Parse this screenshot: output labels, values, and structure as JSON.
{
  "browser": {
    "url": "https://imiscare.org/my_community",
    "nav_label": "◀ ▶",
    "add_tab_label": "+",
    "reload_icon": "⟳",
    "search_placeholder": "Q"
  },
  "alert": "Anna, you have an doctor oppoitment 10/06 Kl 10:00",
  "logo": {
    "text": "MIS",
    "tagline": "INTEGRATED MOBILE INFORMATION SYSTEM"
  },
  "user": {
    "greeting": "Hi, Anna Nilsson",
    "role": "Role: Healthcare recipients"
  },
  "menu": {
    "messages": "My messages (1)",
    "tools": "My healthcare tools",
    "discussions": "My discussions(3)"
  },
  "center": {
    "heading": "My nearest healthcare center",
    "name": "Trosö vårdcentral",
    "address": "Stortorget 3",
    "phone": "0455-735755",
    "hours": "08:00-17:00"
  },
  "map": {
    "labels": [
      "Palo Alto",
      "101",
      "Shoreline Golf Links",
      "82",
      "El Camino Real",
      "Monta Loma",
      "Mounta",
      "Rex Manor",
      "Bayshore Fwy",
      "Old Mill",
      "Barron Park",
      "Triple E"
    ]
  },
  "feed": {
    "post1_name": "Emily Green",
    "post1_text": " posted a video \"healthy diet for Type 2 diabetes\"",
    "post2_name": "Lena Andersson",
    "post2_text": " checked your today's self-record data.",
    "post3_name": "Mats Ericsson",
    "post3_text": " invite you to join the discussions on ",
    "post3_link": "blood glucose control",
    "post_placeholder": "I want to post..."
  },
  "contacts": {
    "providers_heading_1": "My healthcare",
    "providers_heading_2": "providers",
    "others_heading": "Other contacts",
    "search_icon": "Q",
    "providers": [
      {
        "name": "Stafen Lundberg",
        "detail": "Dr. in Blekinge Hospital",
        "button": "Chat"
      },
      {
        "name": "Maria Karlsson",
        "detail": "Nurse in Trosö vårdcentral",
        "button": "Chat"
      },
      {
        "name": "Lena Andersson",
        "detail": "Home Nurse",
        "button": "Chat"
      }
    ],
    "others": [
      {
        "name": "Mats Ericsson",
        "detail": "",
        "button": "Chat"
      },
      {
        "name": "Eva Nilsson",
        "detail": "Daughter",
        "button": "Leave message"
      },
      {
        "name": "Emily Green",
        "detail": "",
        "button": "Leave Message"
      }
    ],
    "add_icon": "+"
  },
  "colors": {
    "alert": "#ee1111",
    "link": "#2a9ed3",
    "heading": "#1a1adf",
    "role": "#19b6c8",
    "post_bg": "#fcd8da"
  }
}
○ ○ ○ ○ ○ ○ ○
◆ **Objective**:
Using the listing above, show each line holding the string "center".

◆ **Answer to the exercise**:
  "center": {
    "heading": "My nearest healthcare center",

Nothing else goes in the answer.